**TEXT TO READ**
▼
In the early 1990s, Philip Kerr wrote three books about Bernie Gunther, a detective in pre-war and immediately post-war Berlin. The first two, March Violets and The Pale Criminal, were quite straightforward private eye noir; the third one, Berlin Requiem, was a much more complicated and depressing piece of work. Then Kerr stopped writing about Bernie Gunther and went off and wrote a bunch of thrillers which could fairly be described as high-concept books that don't quite pay off. The ideas were interesting, but the characters weren't and the writing was too pedestrian to read for enjoyment. I bought most of those books and discarded them all as soon as I'd read them. Generally with a mild feeling of annoyance that I had bothered to finish them.
A few years ago, Kerr decided to go back to his first break and revive Bernie Gunther, and If The Dead Rise Not is the third of the new sequence of books. It leaves me scratching my head a bit.
Raymond Chandler, who's not only the pope of the detective noir, but one of the few detective story writers living or dead who can be read again and again for just the pleasure of the prose, defined the template of the noir detective:
Down these mean streets a man must go who is not himself mean, who is neither tarnished nor afraid. The detective must be a complete man and a common man and yet an unusual man. He must be, to use a rather weathered phrase, a man of honor. He talks as the man of his age talks, that is, with rude wit, a lively sense of the grotesque, a disgust for sham, and a contempt for pettiness.
In the first two books, Gunther is the epitome of this trope, albeit not as well written as anything by Chandler; very little in this world is as well written as Chandler. The books have twisty plots which are in their essence straightforward; a bad deed has been done, the detective takes chances to find the truth of it, but at the end true justice will elude him. The clever twist in the books is in the setting; pre-war Hitler's Germany; streets don't get much meaner than the wide boulevards of the pre-war Reich. No matter how triumphant a moral victory your detective achieves, the vast moral defeat underway will overshadow it.
Because Kerr is an ambitious writer and not content to recycle the same plot with unchanging characters, he took a big chance with the third book, Berlin Requiem, and showed us Gunther after a second experience of war had chewed him up and spat him out into post-war Berlin. Very few cities have ever been worked over as thoroughly and with as little regret as Berlin was in the fall of the Reich, and I doubt that it's possible to write a book set in that milieu without creating a thoroughly depressing experience for the reader. Even allowing for that, Berlin Requiem is grim going. I think when Kerr wrote it, he intended it to be the last word on the character, and to some extent on what Germany did to itself between 1932 and 1945.
But writers get older and come back to things with second thoughts, and over the past few years, Kerr has come back to the character and started filling in the blanks. It must be quite interesting for someone who's only discovering the books now all in one lump, because it's not just Bernie's backstory which is getting filled in; all sorts of other side characters are being given deeper histories, and if you'd just read the first two books in the past couple of years and then read the more recent ones, you'd probably be having all kinds of ah-ha moments as Bernie encounters characters who were passing presences in the earlier books. Since I haven't read the earlier books in more than a decade and gave them away a while ago to my sister, I just had the feeling that various intros should have had more resonance for me.
▲
**TASK INSTRUCTIONS**
(A) Decide whether each statement agrees with the review of the Bernie Gunther books. Answer yes or no, and quote the words of the review that decide it.
(i) The review describes March Violets and The Pale Criminal as straightforward private eye noir.
(ii) The reviewer kept the thrillers Kerr wrote after leaving Bernie Gunther.
(iii) If The Dead Rise Not is the third book of the new sequence.
(B) Answer these questions from the review of the Bernie Gunther books.
(i) What setting does the review call the clever twist in the first two books?
(ii) To whom did the reviewer give the earlier books?
(iii) Between which two years does the review place what Germany did to itself?
(C) Copy out the review of the Bernie Gunther books from "A few years" up to and including "head a bit.".

**GIVEN MATERIAL**
▼
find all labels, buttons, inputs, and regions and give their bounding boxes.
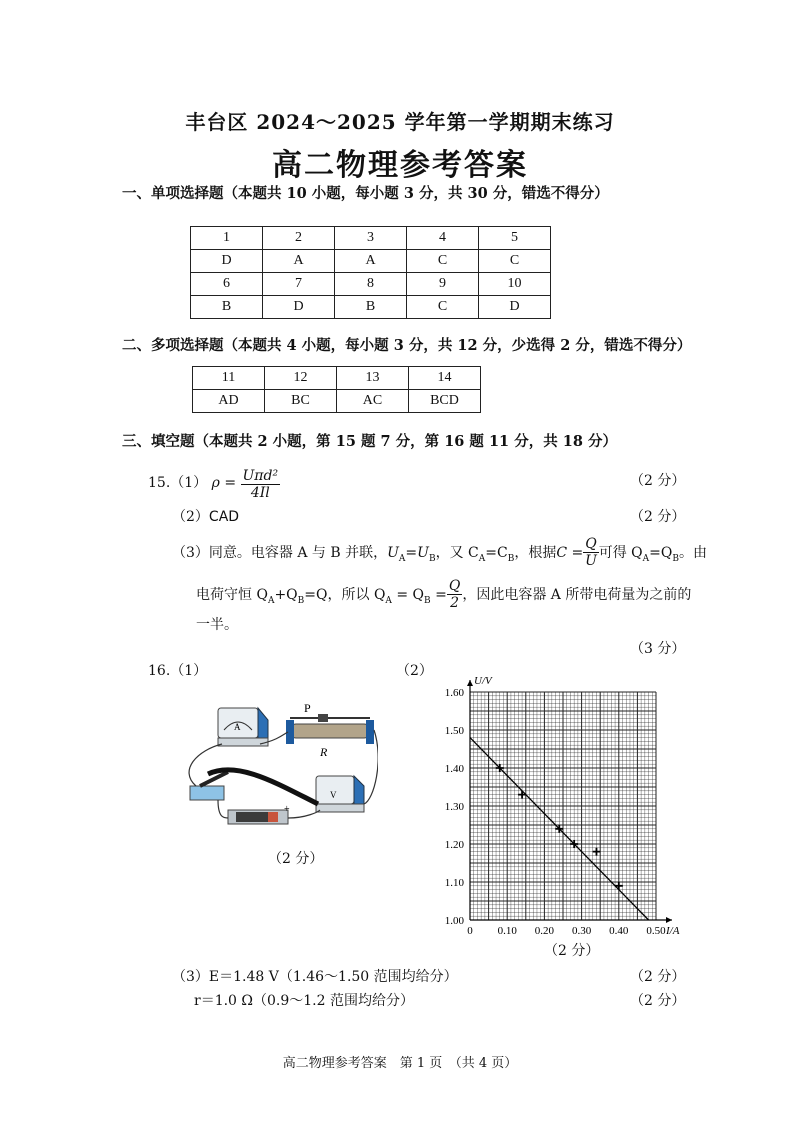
▲
**THE RESPONSES**
(A)
(i) Yes: "The first two, March Violets and The Pale Criminal, were quite straightforward private eye noir"
(ii) No: "I bought most of those books and discarded them all as soon as I'd read them."
(iii) Yes: "If The Dead Rise Not is the third of the new sequence of books"

(B)
(i) Pre-war Hitler's Germany.
(ii) The reviewer's sister.
(iii) 1932 and 1945.

(C)
A few years ago, Kerr decided to go back to his first break and revive Bernie Gunther, and If The Dead Rise Not is the third of the new sequence of books. It leaves me scratching my head a bit.